• Request
Write out all the entries word for word and omit any pictures.

• Provided data
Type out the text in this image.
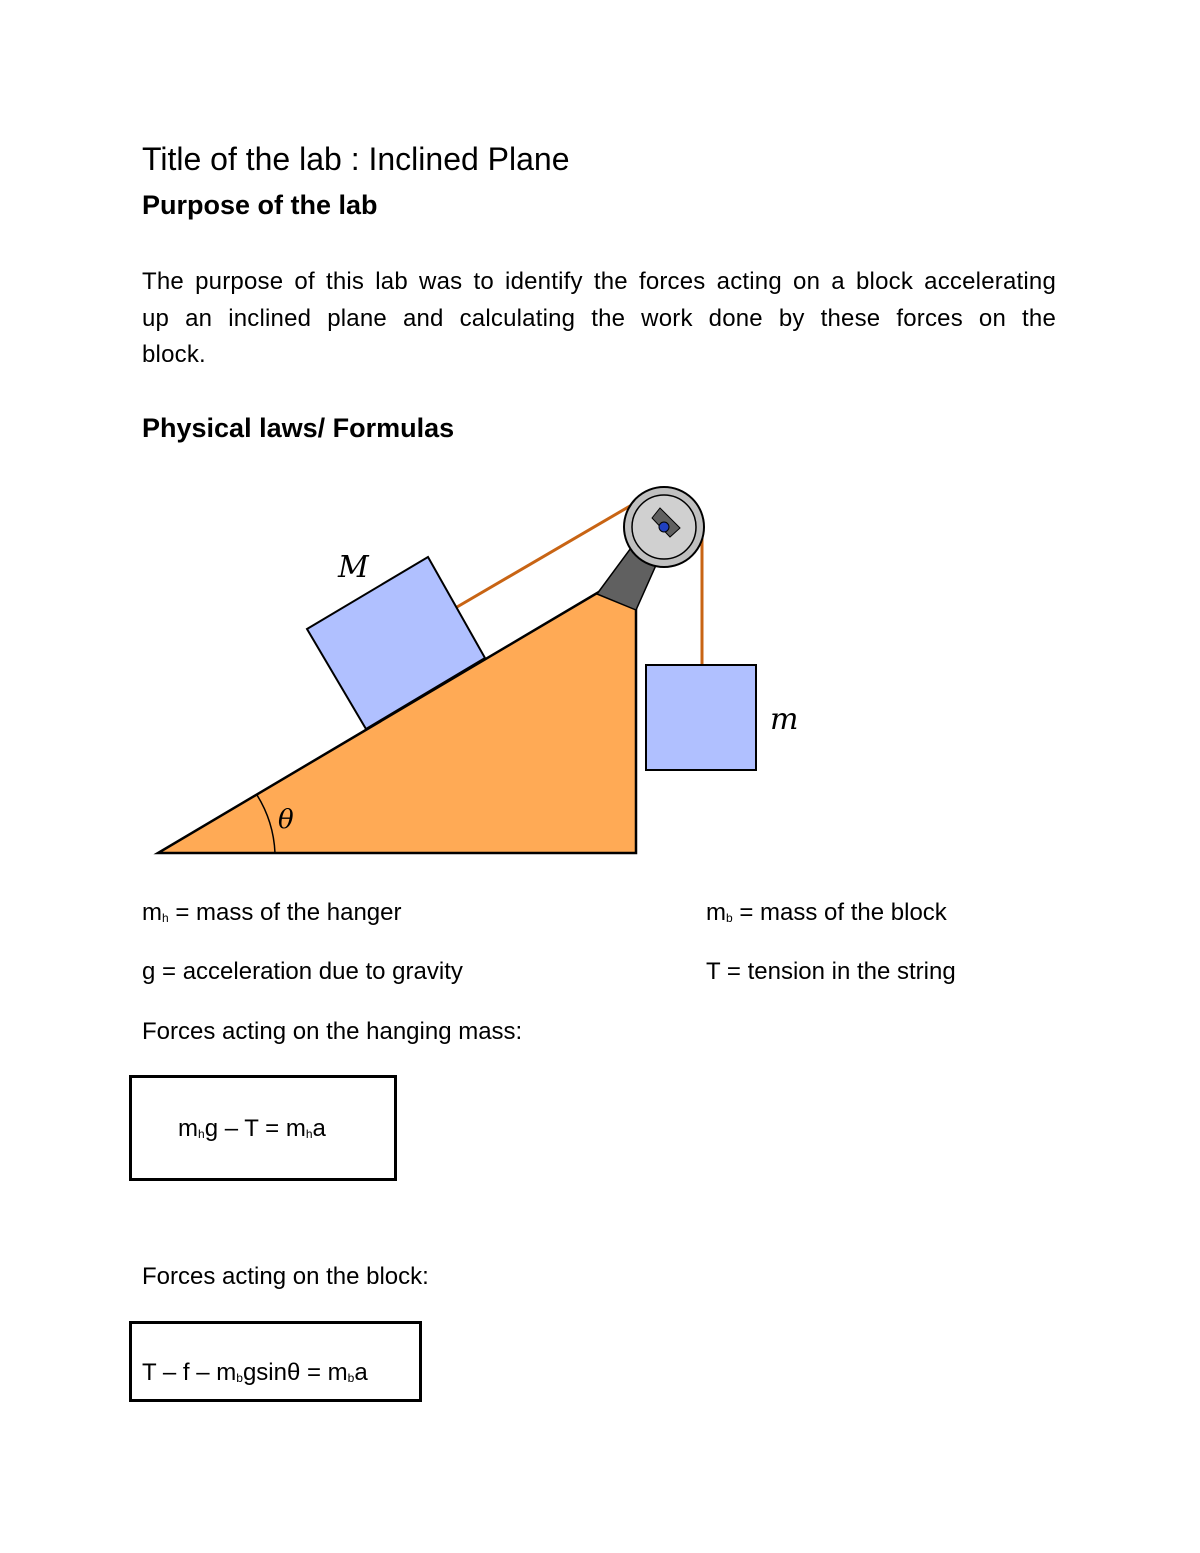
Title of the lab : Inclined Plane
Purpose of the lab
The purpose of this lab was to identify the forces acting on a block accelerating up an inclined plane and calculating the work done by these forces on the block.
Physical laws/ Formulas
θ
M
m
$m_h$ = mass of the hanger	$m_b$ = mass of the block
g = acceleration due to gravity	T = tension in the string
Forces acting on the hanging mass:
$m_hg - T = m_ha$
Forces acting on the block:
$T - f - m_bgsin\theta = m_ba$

• Exercise answer
Type out the text in this image.
Title of the lab : Inclined Plane
Purpose of the lab
The purpose of this lab was to identify the forces acting on a block accelerating up an inclined plane and calculating the work done by these forces on the block.
Physical laws/ Formulas
θ
M
m
$m_h$ = mass of the hanger	$m_b$ = mass of the block
g = acceleration due to gravity	T = tension in the string
Forces acting on the hanging mass:
$m_hg - T = m_ha$
Forces acting on the block:
$T - f - m_bgsin\theta = m_ba$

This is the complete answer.